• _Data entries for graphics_

################

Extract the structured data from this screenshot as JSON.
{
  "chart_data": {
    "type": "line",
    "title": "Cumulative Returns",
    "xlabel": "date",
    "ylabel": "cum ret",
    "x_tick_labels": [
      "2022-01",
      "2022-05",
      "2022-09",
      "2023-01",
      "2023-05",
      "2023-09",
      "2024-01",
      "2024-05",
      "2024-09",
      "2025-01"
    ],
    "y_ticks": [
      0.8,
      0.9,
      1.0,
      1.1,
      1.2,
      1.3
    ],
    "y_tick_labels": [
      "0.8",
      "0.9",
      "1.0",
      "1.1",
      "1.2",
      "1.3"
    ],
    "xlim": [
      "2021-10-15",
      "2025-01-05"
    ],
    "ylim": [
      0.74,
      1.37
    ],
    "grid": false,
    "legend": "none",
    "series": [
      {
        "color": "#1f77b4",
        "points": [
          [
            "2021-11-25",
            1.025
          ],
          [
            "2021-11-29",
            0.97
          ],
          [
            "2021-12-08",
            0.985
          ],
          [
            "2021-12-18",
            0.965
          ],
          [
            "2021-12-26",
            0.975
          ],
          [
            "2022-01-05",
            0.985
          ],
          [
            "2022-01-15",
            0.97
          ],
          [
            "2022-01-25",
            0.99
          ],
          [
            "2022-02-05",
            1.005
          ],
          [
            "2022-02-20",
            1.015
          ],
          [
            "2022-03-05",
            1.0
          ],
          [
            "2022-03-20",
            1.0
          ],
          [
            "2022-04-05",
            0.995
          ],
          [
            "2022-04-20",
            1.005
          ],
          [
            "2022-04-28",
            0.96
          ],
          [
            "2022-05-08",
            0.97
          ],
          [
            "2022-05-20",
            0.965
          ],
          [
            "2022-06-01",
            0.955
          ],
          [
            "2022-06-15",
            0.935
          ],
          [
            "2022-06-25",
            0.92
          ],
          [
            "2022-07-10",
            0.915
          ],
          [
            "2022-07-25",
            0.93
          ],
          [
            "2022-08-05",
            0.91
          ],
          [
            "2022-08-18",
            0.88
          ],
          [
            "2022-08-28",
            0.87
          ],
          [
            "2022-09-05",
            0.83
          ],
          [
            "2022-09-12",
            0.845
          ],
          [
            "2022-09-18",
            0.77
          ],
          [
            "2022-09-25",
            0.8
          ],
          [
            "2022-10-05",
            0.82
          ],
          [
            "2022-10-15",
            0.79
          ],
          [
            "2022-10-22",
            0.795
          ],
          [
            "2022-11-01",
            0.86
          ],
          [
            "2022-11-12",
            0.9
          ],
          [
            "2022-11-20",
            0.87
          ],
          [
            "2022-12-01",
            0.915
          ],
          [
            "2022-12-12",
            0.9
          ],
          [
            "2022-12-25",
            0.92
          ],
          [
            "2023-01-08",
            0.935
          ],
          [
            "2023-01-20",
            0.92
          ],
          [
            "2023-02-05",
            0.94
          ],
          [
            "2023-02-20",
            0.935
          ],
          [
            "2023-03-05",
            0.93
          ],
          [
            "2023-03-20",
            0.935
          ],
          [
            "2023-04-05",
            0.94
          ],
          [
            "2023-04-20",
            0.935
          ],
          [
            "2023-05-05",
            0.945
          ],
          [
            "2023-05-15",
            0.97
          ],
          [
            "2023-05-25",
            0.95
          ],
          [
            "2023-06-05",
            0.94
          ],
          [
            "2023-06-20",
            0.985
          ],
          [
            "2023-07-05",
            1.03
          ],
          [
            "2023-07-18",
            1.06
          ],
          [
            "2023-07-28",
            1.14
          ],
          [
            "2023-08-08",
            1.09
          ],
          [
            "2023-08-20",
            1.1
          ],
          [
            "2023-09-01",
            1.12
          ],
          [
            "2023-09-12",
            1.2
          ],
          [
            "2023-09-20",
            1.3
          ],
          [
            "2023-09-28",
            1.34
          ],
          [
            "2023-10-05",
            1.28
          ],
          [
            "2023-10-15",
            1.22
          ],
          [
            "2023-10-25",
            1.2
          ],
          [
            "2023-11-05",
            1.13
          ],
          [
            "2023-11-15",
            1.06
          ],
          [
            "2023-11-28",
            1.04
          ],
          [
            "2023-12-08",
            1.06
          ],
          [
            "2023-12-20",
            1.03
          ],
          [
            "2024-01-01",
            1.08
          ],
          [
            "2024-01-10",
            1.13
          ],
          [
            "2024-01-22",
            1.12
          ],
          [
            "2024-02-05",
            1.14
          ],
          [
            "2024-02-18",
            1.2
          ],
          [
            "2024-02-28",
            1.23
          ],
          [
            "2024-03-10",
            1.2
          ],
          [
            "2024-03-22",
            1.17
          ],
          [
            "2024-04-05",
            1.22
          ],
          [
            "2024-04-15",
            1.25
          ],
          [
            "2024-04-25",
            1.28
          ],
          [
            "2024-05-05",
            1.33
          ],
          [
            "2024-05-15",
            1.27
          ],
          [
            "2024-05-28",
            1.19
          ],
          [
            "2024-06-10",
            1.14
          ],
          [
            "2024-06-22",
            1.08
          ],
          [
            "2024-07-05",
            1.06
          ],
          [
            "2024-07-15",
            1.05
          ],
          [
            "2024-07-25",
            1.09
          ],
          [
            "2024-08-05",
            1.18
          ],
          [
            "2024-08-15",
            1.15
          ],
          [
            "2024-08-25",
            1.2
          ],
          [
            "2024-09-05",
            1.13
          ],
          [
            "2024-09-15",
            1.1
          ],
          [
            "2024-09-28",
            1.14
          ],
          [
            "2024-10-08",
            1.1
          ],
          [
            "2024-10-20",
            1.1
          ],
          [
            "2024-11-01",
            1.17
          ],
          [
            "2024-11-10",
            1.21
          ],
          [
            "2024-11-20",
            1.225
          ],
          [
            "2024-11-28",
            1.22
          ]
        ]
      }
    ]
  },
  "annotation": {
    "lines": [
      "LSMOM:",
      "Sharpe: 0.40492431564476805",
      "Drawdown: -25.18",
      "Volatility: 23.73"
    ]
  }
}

################

• _REQUIREMENT_
Go through the records and print each one exactly.

• _RESULT FOR THIS EXERCISE_
Extract the structured data from this screenshot as JSON.
{
  "chart_data": {
    "type": "line",
    "title": "Cumulative Returns",
    "xlabel": "date",
    "ylabel": "cum ret",
    "x_tick_labels": [
      "2022-01",
      "2022-05",
      "2022-09",
      "2023-01",
      "2023-05",
      "2023-09",
      "2024-01",
      "2024-05",
      "2024-09",
      "2025-01"
    ],
    "y_ticks": [
      0.8,
      0.9,
      1.0,
      1.1,
      1.2,
      1.3
    ],
    "y_tick_labels": [
      "0.8",
      "0.9",
      "1.0",
      "1.1",
      "1.2",
      "1.3"
    ],
    "xlim": [
      "2021-10-15",
      "2025-01-05"
    ],
    "ylim": [
      0.74,
      1.37
    ],
    "grid": false,
    "legend": "none",
    "series": [
      {
        "color": "#1f77b4",
        "points": [
          [
            "2021-11-25",
            1.025
          ],
          [
            "2021-11-29",
            0.97
          ],
          [
            "2021-12-08",
            0.985
          ],
          [
            "2021-12-18",
            0.965
          ],
          [
            "2021-12-26",
            0.975
          ],
          [
            "2022-01-05",
            0.985
          ],
          [
            "2022-01-15",
            0.97
          ],
          [
            "2022-01-25",
            0.99
          ],
          [
            "2022-02-05",
            1.005
          ],
          [
            "2022-02-20",
            1.015
          ],
          [
            "2022-03-05",
            1.0
          ],
          [
            "2022-03-20",
            1.0
          ],
          [
            "2022-04-05",
            0.995
          ],
          [
            "2022-04-20",
            1.005
          ],
          [
            "2022-04-28",
            0.96
          ],
          [
            "2022-05-08",
            0.97
          ],
          [
            "2022-05-20",
            0.965
          ],
          [
            "2022-06-01",
            0.955
          ],
          [
            "2022-06-15",
            0.935
          ],
          [
            "2022-06-25",
            0.92
          ],
          [
            "2022-07-10",
            0.915
          ],
          [
            "2022-07-25",
            0.93
          ],
          [
            "2022-08-05",
            0.91
          ],
          [
            "2022-08-18",
            0.88
          ],
          [
            "2022-08-28",
            0.87
          ],
          [
            "2022-09-05",
            0.83
          ],
          [
            "2022-09-12",
            0.845
          ],
          [
            "2022-09-18",
            0.77
          ],
          [
            "2022-09-25",
            0.8
          ],
          [
            "2022-10-05",
            0.82
          ],
          [
            "2022-10-15",
            0.79
          ],
          [
            "2022-10-22",
            0.795
          ],
          [
            "2022-11-01",
            0.86
          ],
          [
            "2022-11-12",
            0.9
          ],
          [
            "2022-11-20",
            0.87
          ],
          [
            "2022-12-01",
            0.915
          ],
          [
            "2022-12-12",
            0.9
          ],
          [
            "2022-12-25",
            0.92
          ],
          [
            "2023-01-08",
            0.935
          ],
          [
            "2023-01-20",
            0.92
          ],
          [
            "2023-02-05",
            0.94
          ],
          [
            "2023-02-20",
            0.935
          ],
          [
            "2023-03-05",
            0.93
          ],
          [
            "2023-03-20",
            0.935
          ],
          [
            "2023-04-05",
            0.94
          ],
          [
            "2023-04-20",
            0.935
          ],
          [
            "2023-05-05",
            0.945
          ],
          [
            "2023-05-15",
            0.97
          ],
          [
            "2023-05-25",
            0.95
          ],
          [
            "2023-06-05",
            0.94
          ],
          [
            "2023-06-20",
            0.985
          ],
          [
            "2023-07-05",
            1.03
          ],
          [
            "2023-07-18",
            1.06
          ],
          [
            "2023-07-28",
            1.14
          ],
          [
            "2023-08-08",
            1.09
          ],
          [
            "2023-08-20",
            1.1
          ],
          [
            "2023-09-01",
            1.12
          ],
          [
            "2023-09-12",
            1.2
          ],
          [
            "2023-09-20",
            1.3
          ],
          [
            "2023-09-28",
            1.34
          ],
          [
            "2023-10-05",
            1.28
          ],
          [
            "2023-10-15",
            1.22
          ],
          [
            "2023-10-25",
            1.2
          ],
          [
            "2023-11-05",
            1.13
          ],
          [
            "2023-11-15",
            1.06
          ],
          [
            "2023-11-28",
            1.04
          ],
          [
            "2023-12-08",
            1.06
          ],
          [
            "2023-12-20",
            1.03
          ],
          [
            "2024-01-01",
            1.08
          ],
          [
            "2024-01-10",
            1.13
          ],
          [
            "2024-01-22",
            1.12
          ],
          [
            "2024-02-05",
            1.14
          ],
          [
            "2024-02-18",
            1.2
          ],
          [
            "2024-02-28",
            1.23
          ],
          [
            "2024-03-10",
            1.2
          ],
          [
            "2024-03-22",
            1.17
          ],
          [
            "2024-04-05",
            1.22
          ],
          [
            "2024-04-15",
            1.25
          ],
          [
            "2024-04-25",
            1.28
          ],
          [
            "2024-05-05",
            1.33
          ],
          [
            "2024-05-15",
            1.27
          ],
          [
            "2024-05-28",
            1.19
          ],
          [
            "2024-06-10",
            1.14
          ],
          [
            "2024-06-22",
            1.08
          ],
          [
            "2024-07-05",
            1.06
          ],
          [
            "2024-07-15",
            1.05
          ],
          [
            "2024-07-25",
            1.09
          ],
          [
            "2024-08-05",
            1.18
          ],
          [
            "2024-08-15",
            1.15
          ],
          [
            "2024-08-25",
            1.2
          ],
          [
            "2024-09-05",
            1.13
          ],
          [
            "2024-09-15",
            1.1
          ],
          [
            "2024-09-28",
            1.14
          ],
          [
            "2024-10-08",
            1.1
          ],
          [
            "2024-10-20",
            1.1
          ],
          [
            "2024-11-01",
            1.17
          ],
          [
            "2024-11-10",
            1.21
          ],
          [
            "2024-11-20",
            1.225
          ],
          [
            "2024-11-28",
            1.22
          ]
        ]
      }
    ]
  },
  "annotation": {
    "lines": [
      "LSMOM:",
      "Sharpe: 0.40492431564476805",
      "Drawdown: -25.18",
      "Volatility: 23.73"
    ]
  }
}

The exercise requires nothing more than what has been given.